━━━━━ DOCUMENT SEGMENT ━━━━━
# the chit-chat on clutching thread



## Bootlegger (Dec 18, 2008)

Is there anyone on here that has stock Brute Force 750 weights? If so can you weigh them? Some on HL are saying they weigh Sixty grams...but the one I have weighed only were only 52 grams...I could be wrong but I ordered some new ones from Kawie for a guy and they were 52 grams.


----------



## NMKawierider (Apr 11, 2009)

Bootlegger said:


> Is there anyone on here that has stock Brute Force 750 weights? If so can you weigh them? Some on HL are saying they weigh Sixty grams...but the one I have weighed only were only 52 grams...I could be wrong but I ordered some new ones from Kawie for a guy and they were 52 grams.


When I went back to my stock weights from the EPIs I weighed them and as I recall, my stocks were 52 or 53 grams. The EPIs were like 2 grams less then the stocks...so I think you are right...they sure were not 60 grams...at least not on my 06.


----------



## Brute650i (Dec 17, 2008)

Ill get some weights later if I can find a scale in one of these labs in the engineering building if isnt locked


----------



## Bootlegger (Dec 18, 2008)

nmkawierider said:


> When I went back to my stock weights from the EPIs I weighed them and as I recall, my stocks were 52 or 53 grams. The EPIs were like 2 grams less then the stocks...so I think you are right...they sure were not 60 grams...at least not on my 06.


Mine 52.1 when I weighted them...but some are saying 58. I could be wrong...I don't care to admit it if I am though...lol. But I wonder why some weigh 52 and others 58???


----------



## derk (Nov 24, 2009)

I can weigh mine this weekend when i take my stock weights out of my 650i. Should be the same as a 750?


----------



## drtyTshrt (May 27, 2009)

I weighed mine when we talked about this a week or so ago and they weighed 52 grams.


Originally Posted by *Bootlegger*  
_Stock Brute Force 750i weights are 52 grams....I think some of the earlier 05 models has 50 gram. I just checked with Kawie...well actually I called work and had them call and check. All the "I" Models are the same._

I just measured my stock weights and Boot is correct they weighed 52 grams


----------



## Bootlegger (Dec 18, 2008)

Yes..they are the same as a 750....

dryTshrt.....I knew you did...but they are saying on HL that they are 58....I may be wrong and If I am .....all the time I have spent is wasted.
━━━━━ DATA EXCERPTS ━━━━━
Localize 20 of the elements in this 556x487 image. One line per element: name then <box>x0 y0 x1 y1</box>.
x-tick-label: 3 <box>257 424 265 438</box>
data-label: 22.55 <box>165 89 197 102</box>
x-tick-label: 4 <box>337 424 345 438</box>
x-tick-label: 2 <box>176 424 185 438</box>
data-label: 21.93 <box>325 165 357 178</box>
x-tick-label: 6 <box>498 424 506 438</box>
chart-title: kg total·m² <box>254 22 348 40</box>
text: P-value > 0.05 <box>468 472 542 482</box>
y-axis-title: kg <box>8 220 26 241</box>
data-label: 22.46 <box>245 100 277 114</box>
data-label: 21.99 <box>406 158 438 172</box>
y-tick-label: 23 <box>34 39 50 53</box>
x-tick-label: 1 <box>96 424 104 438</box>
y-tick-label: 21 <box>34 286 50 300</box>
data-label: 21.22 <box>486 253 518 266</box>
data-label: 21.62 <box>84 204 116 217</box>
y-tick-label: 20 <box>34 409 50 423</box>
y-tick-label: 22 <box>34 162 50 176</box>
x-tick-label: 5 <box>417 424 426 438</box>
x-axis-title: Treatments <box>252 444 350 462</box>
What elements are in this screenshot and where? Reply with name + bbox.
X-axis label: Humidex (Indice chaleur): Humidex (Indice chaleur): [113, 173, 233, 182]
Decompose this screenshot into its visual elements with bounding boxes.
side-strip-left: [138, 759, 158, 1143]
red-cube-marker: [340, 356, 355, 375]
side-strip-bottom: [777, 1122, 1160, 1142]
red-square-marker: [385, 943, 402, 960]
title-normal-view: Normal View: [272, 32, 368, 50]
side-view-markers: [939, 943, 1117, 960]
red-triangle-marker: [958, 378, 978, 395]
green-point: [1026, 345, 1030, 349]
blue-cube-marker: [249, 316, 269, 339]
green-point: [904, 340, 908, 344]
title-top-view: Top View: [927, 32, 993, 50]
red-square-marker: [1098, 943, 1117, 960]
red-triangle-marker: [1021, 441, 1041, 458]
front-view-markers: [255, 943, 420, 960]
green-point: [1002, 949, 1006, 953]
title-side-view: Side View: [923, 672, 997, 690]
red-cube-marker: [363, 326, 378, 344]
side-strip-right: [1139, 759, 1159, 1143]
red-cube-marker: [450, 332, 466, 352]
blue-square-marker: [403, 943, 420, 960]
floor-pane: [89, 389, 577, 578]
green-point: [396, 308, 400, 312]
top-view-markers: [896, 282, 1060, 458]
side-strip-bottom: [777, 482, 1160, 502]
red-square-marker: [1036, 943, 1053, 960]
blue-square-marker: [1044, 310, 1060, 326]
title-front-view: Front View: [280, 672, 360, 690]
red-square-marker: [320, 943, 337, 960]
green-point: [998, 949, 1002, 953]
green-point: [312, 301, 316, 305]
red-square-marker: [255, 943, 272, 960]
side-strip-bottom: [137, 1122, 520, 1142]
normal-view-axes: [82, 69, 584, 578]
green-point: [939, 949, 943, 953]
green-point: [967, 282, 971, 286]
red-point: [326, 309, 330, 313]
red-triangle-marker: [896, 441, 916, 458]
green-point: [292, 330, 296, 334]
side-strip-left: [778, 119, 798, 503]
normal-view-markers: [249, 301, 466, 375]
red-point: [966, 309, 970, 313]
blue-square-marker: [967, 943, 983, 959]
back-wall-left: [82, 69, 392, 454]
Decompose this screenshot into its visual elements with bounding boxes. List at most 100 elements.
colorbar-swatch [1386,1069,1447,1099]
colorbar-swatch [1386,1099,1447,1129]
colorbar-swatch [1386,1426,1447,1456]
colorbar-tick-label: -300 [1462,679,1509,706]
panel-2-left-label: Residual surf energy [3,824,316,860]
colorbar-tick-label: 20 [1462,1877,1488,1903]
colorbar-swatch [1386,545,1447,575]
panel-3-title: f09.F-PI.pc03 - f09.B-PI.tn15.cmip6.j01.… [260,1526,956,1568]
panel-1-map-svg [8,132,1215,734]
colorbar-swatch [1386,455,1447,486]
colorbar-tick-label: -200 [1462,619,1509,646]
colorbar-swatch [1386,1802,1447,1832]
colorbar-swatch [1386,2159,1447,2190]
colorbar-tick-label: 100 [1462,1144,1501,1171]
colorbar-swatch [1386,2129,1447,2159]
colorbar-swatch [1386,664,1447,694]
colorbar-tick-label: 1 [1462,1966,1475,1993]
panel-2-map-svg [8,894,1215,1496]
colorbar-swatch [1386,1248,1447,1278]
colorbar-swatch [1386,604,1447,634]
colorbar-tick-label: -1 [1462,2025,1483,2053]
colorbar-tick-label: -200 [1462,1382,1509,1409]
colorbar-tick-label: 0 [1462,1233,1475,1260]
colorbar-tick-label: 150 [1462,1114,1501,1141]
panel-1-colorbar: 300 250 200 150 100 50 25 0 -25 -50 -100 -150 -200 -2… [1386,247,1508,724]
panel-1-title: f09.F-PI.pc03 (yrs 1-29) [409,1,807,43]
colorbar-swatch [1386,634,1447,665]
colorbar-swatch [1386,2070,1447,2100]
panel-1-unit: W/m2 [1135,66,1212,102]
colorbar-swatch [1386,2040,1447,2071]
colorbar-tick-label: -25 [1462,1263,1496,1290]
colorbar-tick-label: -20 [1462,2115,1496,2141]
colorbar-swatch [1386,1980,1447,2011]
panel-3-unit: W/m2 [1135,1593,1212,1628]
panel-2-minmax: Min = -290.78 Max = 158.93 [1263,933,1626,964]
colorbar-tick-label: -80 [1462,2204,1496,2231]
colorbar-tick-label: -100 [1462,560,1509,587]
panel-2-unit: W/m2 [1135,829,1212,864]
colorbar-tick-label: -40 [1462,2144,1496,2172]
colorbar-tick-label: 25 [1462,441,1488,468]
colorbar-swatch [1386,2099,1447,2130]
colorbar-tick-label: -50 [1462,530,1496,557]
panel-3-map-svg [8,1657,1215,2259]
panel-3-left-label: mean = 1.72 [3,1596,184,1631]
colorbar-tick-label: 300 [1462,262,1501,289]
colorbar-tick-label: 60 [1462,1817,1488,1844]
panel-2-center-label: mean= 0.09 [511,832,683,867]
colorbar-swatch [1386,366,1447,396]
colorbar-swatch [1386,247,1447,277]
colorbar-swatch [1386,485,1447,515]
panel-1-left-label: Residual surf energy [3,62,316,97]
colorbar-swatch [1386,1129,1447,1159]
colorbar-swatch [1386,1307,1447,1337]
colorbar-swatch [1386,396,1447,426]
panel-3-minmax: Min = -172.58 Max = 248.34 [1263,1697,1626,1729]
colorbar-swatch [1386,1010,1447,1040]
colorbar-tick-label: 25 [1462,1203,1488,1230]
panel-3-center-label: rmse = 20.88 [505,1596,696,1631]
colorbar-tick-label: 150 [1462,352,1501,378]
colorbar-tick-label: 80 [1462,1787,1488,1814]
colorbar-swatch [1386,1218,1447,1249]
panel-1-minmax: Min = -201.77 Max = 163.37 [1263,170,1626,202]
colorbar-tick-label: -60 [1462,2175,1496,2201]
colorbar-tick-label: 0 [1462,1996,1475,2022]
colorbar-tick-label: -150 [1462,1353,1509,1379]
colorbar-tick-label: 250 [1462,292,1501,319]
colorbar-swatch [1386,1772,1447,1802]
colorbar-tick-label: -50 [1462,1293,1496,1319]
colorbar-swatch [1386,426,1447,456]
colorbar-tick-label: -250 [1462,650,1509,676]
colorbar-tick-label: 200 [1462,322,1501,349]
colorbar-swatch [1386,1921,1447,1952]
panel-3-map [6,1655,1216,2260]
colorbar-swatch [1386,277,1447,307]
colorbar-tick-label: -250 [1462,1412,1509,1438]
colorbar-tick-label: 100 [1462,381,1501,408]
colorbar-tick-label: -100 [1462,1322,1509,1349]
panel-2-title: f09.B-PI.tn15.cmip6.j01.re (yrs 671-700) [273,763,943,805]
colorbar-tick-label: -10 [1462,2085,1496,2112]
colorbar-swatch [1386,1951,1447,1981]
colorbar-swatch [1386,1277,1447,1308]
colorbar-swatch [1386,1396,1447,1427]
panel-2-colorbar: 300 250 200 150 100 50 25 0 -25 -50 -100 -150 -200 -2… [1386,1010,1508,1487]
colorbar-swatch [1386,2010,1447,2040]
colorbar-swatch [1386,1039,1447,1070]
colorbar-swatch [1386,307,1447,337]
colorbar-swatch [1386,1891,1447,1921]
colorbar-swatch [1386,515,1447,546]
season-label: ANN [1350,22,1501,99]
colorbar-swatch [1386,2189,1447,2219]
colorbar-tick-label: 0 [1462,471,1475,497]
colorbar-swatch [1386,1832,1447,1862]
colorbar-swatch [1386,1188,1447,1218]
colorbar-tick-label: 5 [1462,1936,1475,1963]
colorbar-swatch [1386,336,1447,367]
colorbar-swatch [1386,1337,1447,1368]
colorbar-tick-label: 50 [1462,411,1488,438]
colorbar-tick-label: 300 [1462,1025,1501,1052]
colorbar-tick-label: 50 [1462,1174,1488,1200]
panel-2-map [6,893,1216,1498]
━━━━━
Continue the forum thread on stock Brute Force 750 clutch weights from the point where it stops.

*TASK OUTPUT*.
----------



## Bootlegger (Dec 18, 2008)

*Ok...I just emailed Adam at Quad shop customs...he is the clutching guru. This is what he said word for word......so I guess are both right.

*


> Depending on the year. Some had wider bases where pins go through of setting the weight a few grms. So guess both are right. The functional (profile portion and tip weight) part are the same between each set.


I do know that the 05-07 and the 08-10 are different in one part. One is bushed and one is NON bushed...can't remember which...I would have to look on EPI's site.


----------



## NMKawierider (Apr 11, 2009)

Bootlegger said:


> *Ok...I just emailed Adam at Quad shop customs...he is the clutching guru. This is what he said word for word......so I guess are both right.*
> 
> 
> 
> I do know that the 05-07 and the 08-10 are different in one part. One is bushed and one is NON bushed...can't remember which...I would have to look on EPI's site.


My stock 06s are bushed. The EPIs that came with the kit I took back out were not. They wore into the pins so... new pins and back to the stock weights I went. Just put in a new belt today and serviced the clutches. No wear on the new pins after 400 miles.


----------



## Guarino113 (Oct 3, 2009)

my 07 stock weights are 58g. i just weighted them. and they are bushed. it is strange that some are 52 and some are 58.


----------



## AMR840 (Feb 15, 2010)

58.5 grams on the 05's


----------



## Guarino113 (Oct 3, 2009)

thats crazy cuz epi only sells up to 58g for 05-07


----------



## the grizzly muder (Dec 24, 2009)

i got the 09 010 epi magazine it has them for 60grams


----------



## Polaris425 (Dec 16, 2004)

maybe the bushings are whats making the difference in grams not the actual weight itself?


----------



## Guarino113 (Oct 3, 2009)

i got the mag also. the 05-07 is only up to 58g and the 08-09 is up to 60g. they are both bushed so i dont think that has to do with the weight.


----------



## AMR840 (Feb 15, 2010)

Pretty sure the brute weights on the 05-07 are all 58.5 grams including the prairies. The V-force weights are 54 grams. The profile of the weight will change the weight needed also. What comes to mind is heal-clickers are only 51 grams. 

I found this on the Dalton site and may explain why we have confusion.

"The DPK series does not fit the '08 BF 750 model or the Teryx utility. These models use a new improved drive clutch on the engine." 

So machines above 2008 have a different style weight.


----------



## Bootlegger (Dec 18, 2008)

I weighted my stockers again and they are 52....not sure why...I was wrong and I hope I did not steer anyone wrong. I am VERY if I have...I am not going to help with clutch weights anymore. Sorry Guys!


----------



## Brute650i (Dec 17, 2008)

I myself think kawi has some messed up tolerences on there weights some are 58 some are 52 and they are suppose to be something else. by comparing my stocks to epi 54 the stocks look like they should be heavier. Ill see what I can find out tmrw.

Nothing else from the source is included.